#### Set task
Select the lines below containing the word "Distance".

#### Provided data
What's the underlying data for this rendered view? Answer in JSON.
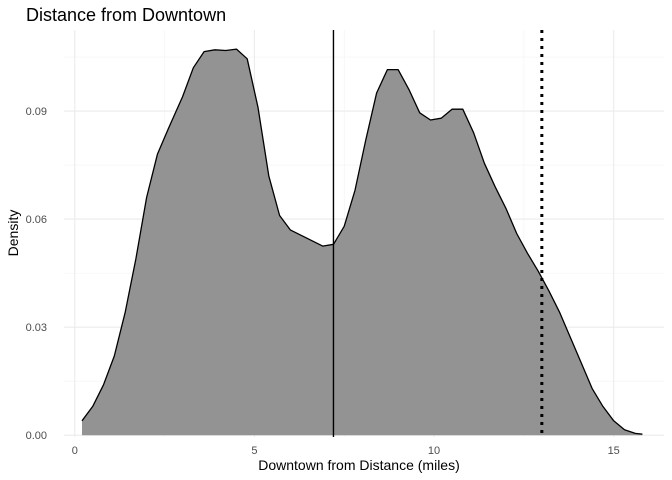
{
  "chart_data": {
    "type": "area",
    "title": "Distance from Downtown",
    "xlabel": "Downtown from Distance (miles)",
    "ylabel": "Density",
    "xlim": [
      -0.3,
      16.4
    ],
    "ylim": [
      -0.0005,
      0.1125
    ],
    "x_ticks": [
      0,
      5,
      10,
      15
    ],
    "x_tick_labels": [
      "0",
      "5",
      "10",
      "15"
    ],
    "y_ticks": [
      0.0,
      0.03,
      0.06,
      0.09
    ],
    "y_tick_labels": [
      "0.00",
      "0.03",
      "0.06",
      "0.09"
    ],
    "grid": true,
    "fill_color": "#939393",
    "line_color": "#000000",
    "series": [
      {
        "x": [
          0.2,
          0.5,
          0.8,
          1.1,
          1.4,
          1.7,
          2.0,
          2.3,
          2.6,
          3.0,
          3.3,
          3.6,
          3.9,
          4.2,
          4.5,
          4.8,
          5.1,
          5.4,
          5.7,
          6.0,
          6.3,
          6.6,
          6.9,
          7.2,
          7.5,
          7.8,
          8.1,
          8.4,
          8.7,
          9.0,
          9.3,
          9.6,
          9.9,
          10.2,
          10.5,
          10.8,
          11.1,
          11.4,
          11.7,
          12.0,
          12.3,
          12.6,
          12.9,
          13.2,
          13.5,
          13.8,
          14.1,
          14.4,
          14.7,
          15.0,
          15.3,
          15.6,
          15.8
        ],
        "y": [
          0.004,
          0.008,
          0.014,
          0.022,
          0.034,
          0.049,
          0.066,
          0.078,
          0.085,
          0.094,
          0.102,
          0.1065,
          0.107,
          0.1068,
          0.1072,
          0.1045,
          0.091,
          0.072,
          0.061,
          0.057,
          0.0555,
          0.054,
          0.0525,
          0.053,
          0.058,
          0.068,
          0.082,
          0.095,
          0.1015,
          0.1015,
          0.096,
          0.0895,
          0.0875,
          0.088,
          0.0905,
          0.0905,
          0.084,
          0.0755,
          0.069,
          0.063,
          0.056,
          0.0505,
          0.0455,
          0.04,
          0.034,
          0.027,
          0.02,
          0.013,
          0.008,
          0.004,
          0.0015,
          0.0005,
          0.0003
        ]
      }
    ],
    "vlines": [
      {
        "x": 7.2,
        "style": "solid"
      },
      {
        "x": 13.0,
        "style": "dotted"
      }
    ]
  }
}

#### Written solution
    "title": "Distance from Downtown",
    "xlabel": "Downtown from Distance (miles)",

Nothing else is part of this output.